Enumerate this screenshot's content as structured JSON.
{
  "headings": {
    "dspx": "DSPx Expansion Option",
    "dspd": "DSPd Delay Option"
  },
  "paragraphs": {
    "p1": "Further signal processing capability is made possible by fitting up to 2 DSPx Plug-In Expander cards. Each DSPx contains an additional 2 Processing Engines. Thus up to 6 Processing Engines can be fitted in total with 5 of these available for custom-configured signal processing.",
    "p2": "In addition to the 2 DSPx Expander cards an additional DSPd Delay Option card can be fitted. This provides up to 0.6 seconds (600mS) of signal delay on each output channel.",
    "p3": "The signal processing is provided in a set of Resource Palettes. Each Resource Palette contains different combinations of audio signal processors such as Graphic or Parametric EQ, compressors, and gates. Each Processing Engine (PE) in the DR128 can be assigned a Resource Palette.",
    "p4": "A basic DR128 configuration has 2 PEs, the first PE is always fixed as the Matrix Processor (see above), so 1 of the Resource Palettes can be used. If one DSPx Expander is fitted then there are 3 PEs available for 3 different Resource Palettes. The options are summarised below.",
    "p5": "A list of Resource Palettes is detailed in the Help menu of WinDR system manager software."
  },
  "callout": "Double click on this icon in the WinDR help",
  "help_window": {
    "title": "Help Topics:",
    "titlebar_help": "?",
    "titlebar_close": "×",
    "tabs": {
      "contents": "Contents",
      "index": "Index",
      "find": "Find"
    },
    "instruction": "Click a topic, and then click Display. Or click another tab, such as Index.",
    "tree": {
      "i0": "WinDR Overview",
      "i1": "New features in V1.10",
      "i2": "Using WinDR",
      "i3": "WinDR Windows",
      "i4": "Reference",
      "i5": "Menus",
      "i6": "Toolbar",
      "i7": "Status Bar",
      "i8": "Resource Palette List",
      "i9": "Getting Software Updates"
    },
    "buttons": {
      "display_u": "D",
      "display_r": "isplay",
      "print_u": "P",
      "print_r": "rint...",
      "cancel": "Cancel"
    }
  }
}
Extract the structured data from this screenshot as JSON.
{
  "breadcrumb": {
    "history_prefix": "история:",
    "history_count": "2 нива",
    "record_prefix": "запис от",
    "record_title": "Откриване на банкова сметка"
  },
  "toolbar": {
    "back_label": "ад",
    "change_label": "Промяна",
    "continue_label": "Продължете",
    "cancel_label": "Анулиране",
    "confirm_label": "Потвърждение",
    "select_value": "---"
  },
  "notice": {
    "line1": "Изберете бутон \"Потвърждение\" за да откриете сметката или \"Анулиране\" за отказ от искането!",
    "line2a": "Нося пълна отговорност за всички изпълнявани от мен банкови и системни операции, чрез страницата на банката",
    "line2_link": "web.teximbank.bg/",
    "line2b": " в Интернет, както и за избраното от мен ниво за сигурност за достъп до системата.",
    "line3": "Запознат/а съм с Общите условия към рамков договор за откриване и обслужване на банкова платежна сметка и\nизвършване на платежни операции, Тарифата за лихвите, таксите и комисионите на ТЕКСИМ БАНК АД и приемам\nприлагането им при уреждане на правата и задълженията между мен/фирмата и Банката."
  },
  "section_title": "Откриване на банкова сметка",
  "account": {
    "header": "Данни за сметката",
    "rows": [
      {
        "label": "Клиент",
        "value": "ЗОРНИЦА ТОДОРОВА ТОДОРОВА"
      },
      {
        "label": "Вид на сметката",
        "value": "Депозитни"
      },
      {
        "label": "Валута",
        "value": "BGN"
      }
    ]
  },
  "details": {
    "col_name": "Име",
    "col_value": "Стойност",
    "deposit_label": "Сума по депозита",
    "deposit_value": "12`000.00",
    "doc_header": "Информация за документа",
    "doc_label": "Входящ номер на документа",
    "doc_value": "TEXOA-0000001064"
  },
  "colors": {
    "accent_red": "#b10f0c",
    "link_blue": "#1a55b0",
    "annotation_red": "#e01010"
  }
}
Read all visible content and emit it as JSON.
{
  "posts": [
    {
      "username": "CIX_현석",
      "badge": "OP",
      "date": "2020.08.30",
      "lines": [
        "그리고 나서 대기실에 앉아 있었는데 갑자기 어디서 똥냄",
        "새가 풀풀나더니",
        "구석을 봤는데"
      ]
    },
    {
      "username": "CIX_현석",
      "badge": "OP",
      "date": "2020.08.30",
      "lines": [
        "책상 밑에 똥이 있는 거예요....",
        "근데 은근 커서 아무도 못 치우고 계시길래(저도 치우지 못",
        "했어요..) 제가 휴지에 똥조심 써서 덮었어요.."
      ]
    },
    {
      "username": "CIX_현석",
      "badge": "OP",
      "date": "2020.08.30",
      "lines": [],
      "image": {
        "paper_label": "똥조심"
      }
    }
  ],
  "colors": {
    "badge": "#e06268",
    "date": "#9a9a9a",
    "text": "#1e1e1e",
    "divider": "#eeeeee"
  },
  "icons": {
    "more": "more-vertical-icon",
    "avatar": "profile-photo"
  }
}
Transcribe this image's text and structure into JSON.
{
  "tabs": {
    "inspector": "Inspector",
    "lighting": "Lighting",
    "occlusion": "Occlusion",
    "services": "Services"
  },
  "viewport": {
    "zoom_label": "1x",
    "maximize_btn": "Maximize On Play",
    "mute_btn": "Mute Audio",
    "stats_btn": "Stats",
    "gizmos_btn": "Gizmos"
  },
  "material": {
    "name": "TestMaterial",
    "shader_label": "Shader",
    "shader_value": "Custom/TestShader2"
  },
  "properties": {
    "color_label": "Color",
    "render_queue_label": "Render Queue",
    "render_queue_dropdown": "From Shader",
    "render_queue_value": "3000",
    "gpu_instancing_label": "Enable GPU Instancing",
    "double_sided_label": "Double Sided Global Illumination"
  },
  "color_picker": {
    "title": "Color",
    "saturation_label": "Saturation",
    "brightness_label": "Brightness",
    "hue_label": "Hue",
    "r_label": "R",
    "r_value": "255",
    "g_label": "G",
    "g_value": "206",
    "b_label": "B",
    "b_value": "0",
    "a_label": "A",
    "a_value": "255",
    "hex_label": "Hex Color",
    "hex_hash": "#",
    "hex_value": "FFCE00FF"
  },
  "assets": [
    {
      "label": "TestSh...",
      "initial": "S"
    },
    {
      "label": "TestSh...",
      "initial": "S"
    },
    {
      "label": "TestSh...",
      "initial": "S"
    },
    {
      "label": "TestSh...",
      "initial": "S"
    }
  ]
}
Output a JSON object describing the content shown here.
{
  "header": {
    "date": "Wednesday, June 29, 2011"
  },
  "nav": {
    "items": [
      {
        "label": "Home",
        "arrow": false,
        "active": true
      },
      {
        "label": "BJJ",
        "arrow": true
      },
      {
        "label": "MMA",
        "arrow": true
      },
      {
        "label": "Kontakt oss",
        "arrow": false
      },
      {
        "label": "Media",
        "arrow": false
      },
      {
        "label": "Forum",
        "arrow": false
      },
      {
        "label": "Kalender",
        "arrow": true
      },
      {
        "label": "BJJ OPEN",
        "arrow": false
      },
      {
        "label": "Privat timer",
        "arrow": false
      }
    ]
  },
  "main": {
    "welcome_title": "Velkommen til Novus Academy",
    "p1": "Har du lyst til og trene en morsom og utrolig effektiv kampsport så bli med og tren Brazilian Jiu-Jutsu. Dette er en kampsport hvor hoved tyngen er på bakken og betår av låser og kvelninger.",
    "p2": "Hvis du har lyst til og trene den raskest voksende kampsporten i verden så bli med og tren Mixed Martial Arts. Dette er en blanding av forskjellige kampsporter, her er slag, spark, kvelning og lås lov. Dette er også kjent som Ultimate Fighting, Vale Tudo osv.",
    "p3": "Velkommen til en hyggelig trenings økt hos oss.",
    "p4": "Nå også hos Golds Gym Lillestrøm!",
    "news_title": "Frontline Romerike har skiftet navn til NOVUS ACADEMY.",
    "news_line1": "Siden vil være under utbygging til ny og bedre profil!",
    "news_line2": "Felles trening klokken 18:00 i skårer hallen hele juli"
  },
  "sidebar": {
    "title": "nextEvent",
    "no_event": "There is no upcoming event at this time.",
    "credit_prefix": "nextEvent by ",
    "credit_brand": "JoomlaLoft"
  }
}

· · · · · · ·

WHAT IS EXPECTED: Find every line above that contains the word "structured", and return each one.

SOLUTION FOR THIS TASK:
Enumerate this screenshot's content as structured JSON.
Extract the structured data from this screenshot as JSON.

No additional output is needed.